* [WHAT IS REQUIRED]
Which lines of the data below hold "respiratory"? Copy each of them.

* [Figure collection entries]
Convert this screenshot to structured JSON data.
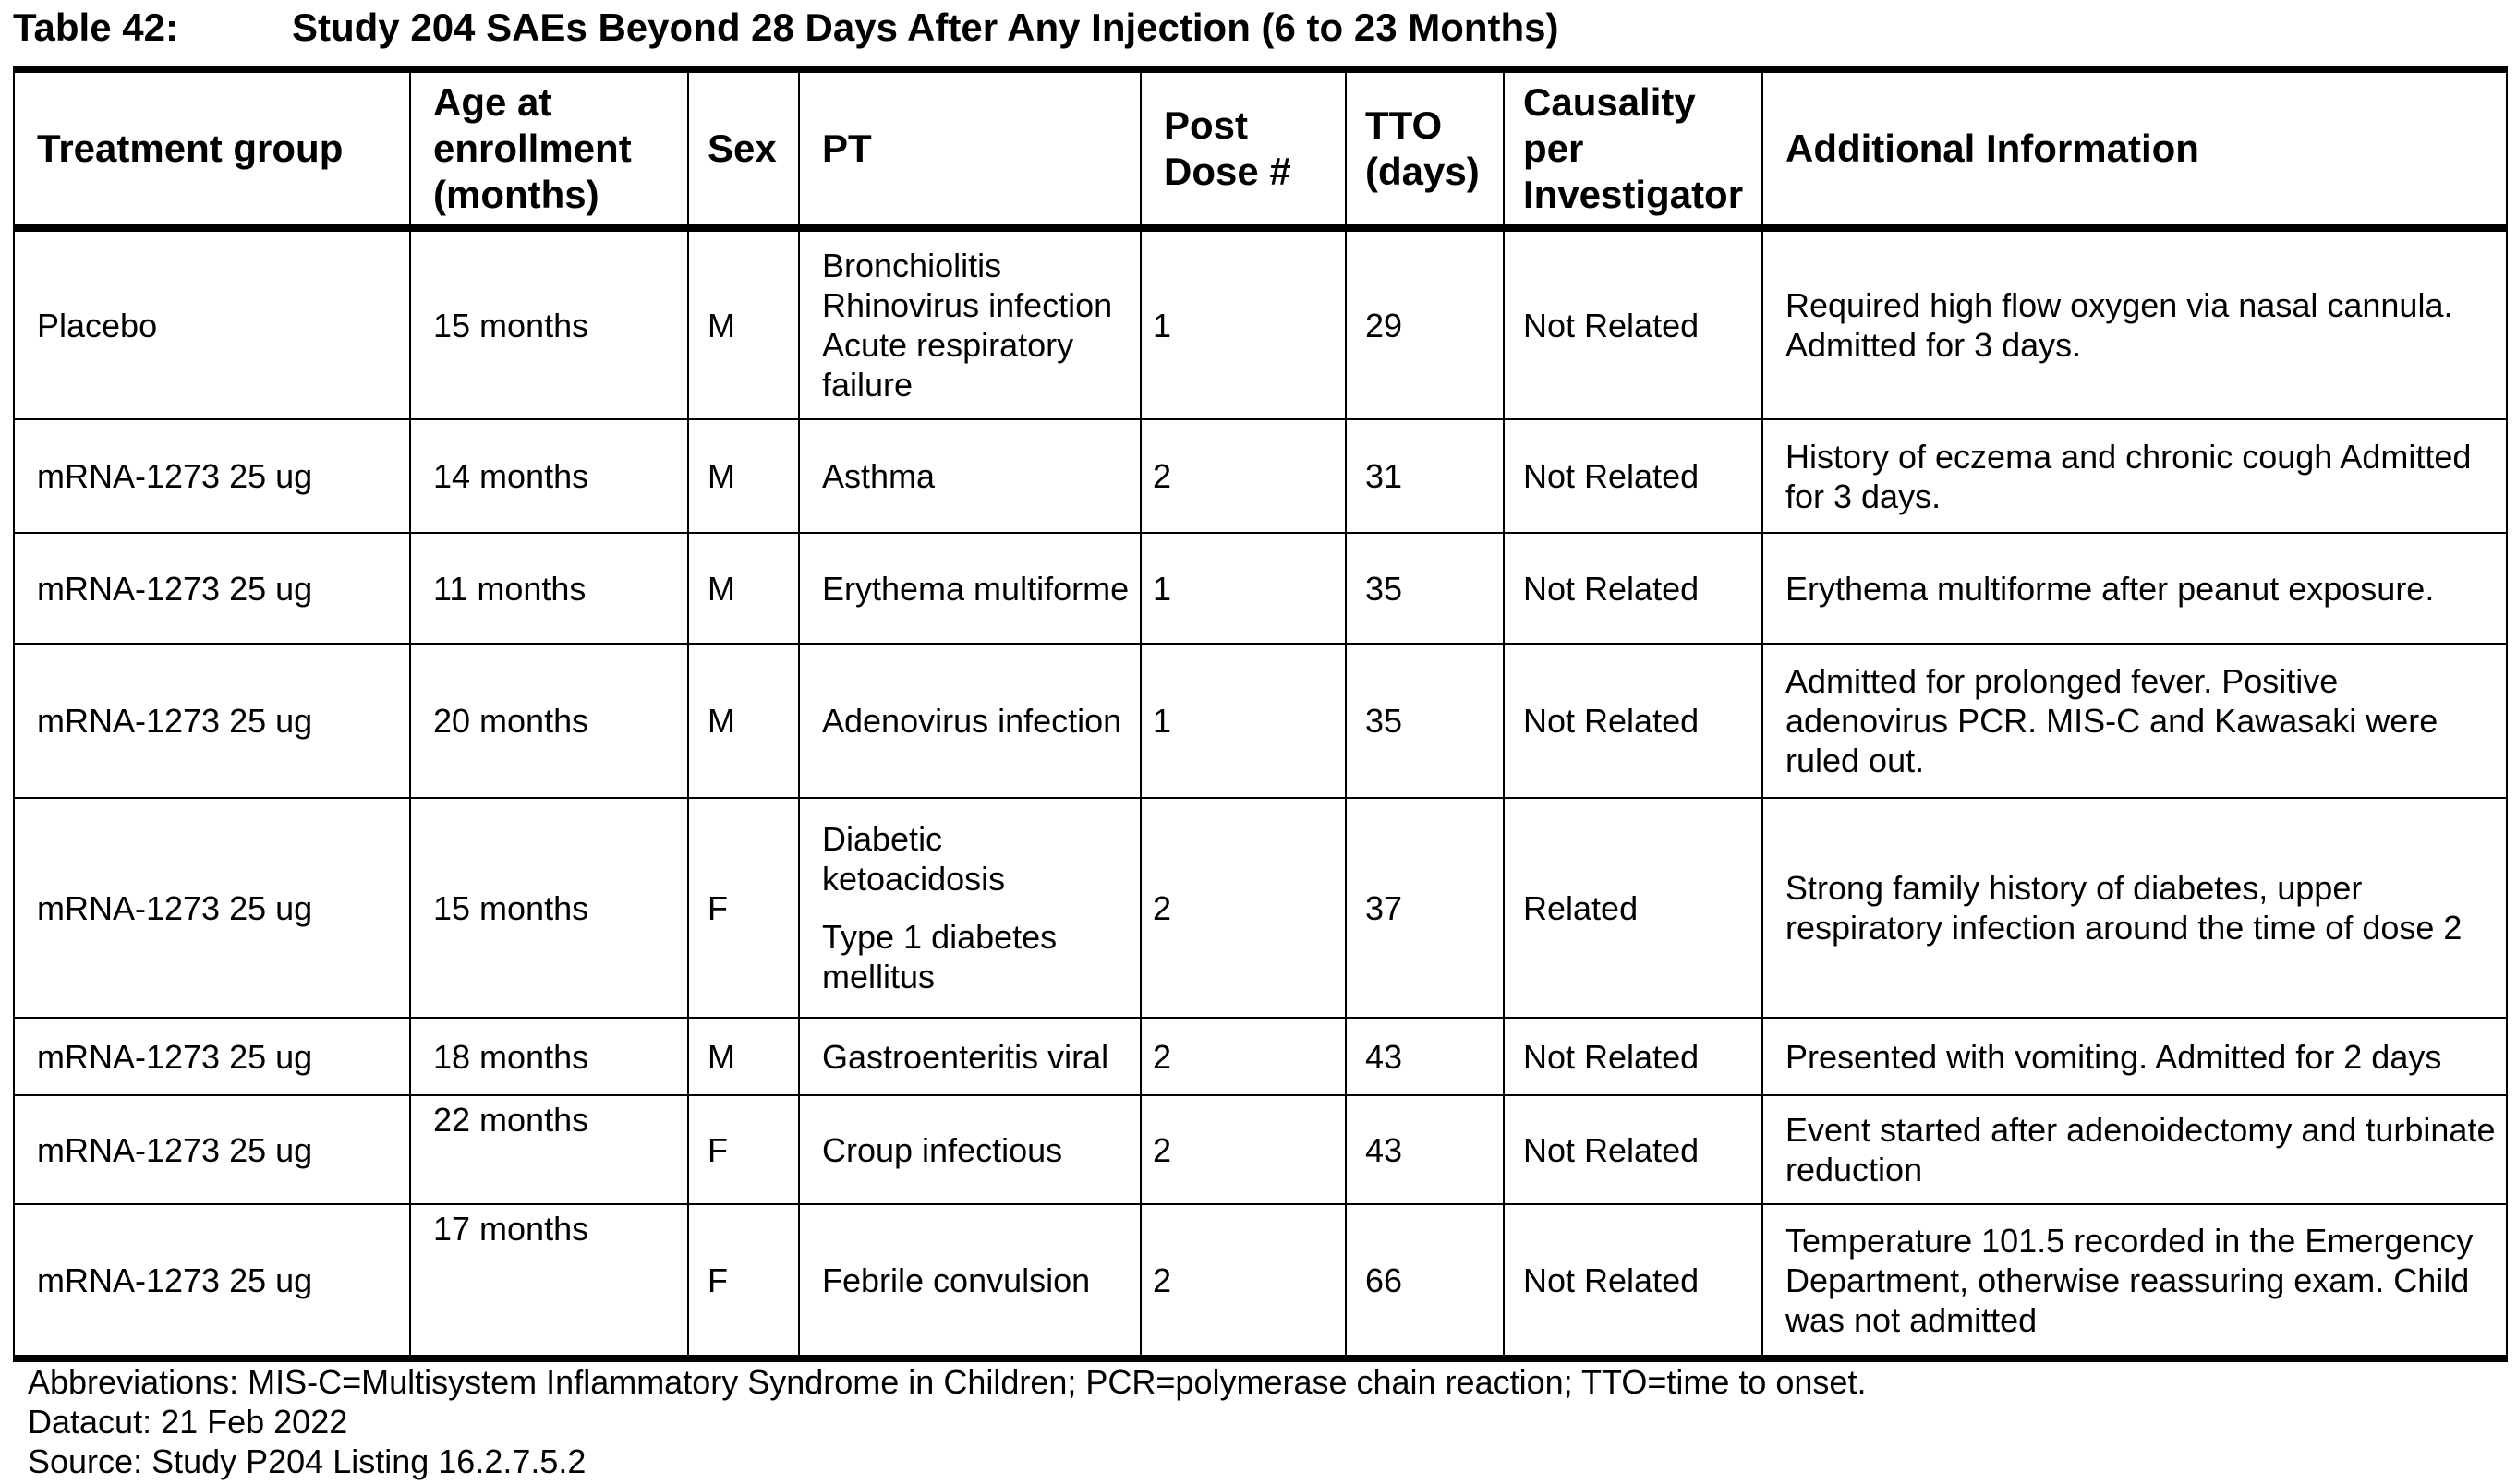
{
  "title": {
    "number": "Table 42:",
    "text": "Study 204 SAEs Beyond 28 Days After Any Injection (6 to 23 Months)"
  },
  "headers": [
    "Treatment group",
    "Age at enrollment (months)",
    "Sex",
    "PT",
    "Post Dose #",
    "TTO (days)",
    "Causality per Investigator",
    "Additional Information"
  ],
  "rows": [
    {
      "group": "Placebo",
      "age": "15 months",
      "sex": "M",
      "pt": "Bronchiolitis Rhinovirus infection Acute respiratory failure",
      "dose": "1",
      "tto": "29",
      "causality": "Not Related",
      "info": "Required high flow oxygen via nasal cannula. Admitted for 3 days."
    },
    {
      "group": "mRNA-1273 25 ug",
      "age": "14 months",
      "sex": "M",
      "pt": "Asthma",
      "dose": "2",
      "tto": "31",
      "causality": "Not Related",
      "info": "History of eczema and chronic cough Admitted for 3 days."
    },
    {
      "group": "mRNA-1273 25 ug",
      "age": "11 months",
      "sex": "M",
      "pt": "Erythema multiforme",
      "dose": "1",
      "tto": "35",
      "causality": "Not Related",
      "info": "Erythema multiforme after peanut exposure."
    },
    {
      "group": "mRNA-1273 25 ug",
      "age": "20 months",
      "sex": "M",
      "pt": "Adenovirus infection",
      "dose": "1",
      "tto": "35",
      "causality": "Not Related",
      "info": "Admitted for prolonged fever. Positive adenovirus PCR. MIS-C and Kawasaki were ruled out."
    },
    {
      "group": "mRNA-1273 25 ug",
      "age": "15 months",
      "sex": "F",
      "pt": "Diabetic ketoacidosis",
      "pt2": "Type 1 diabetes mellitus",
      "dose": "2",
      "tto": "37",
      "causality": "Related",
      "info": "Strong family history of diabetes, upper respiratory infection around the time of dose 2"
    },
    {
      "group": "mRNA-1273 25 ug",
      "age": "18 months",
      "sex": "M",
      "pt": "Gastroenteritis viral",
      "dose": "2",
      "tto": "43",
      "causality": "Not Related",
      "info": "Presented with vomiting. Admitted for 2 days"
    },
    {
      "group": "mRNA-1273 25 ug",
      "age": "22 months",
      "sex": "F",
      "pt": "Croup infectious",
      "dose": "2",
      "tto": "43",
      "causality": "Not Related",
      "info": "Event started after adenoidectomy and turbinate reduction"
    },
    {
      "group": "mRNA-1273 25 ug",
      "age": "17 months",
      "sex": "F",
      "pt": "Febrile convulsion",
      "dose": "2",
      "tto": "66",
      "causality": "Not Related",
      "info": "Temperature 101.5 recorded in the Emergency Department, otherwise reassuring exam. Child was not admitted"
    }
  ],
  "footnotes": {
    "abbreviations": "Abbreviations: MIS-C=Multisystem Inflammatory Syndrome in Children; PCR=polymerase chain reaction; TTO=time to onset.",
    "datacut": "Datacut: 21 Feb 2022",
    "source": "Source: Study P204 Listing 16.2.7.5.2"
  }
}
...
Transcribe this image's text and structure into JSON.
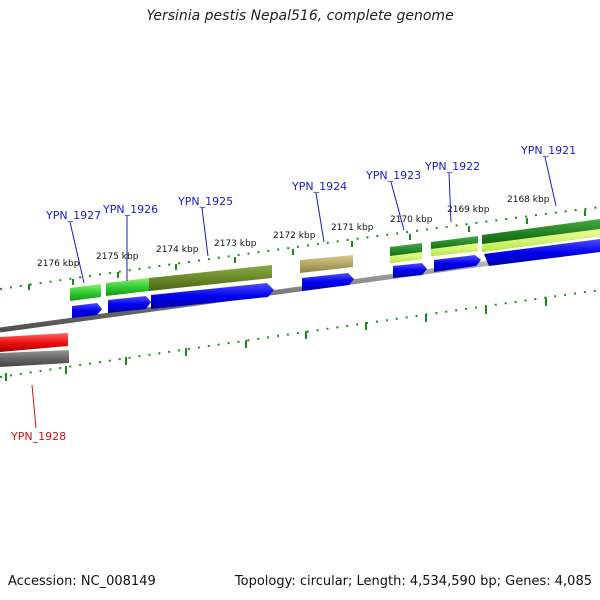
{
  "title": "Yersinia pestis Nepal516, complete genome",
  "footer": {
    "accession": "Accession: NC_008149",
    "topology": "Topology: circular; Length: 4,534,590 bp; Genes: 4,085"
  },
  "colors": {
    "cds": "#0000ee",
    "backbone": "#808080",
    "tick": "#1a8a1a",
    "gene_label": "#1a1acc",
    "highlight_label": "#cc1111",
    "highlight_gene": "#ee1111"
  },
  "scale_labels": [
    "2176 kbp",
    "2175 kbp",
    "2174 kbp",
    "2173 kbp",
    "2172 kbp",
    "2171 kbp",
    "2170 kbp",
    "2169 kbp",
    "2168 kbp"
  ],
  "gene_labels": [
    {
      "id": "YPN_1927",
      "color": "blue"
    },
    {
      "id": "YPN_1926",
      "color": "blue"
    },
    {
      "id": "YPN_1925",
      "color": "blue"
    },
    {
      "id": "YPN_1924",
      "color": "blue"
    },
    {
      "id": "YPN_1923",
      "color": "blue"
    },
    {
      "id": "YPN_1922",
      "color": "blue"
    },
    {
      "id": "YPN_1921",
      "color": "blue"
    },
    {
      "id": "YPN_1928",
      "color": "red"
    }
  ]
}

* [ANSWER SPACE]
      "pt": "Bronchiolitis Rhinovirus infection Acute respiratory failure",
      "info": "Strong family history of diabetes, upper respiratory infection around the time of dose 2"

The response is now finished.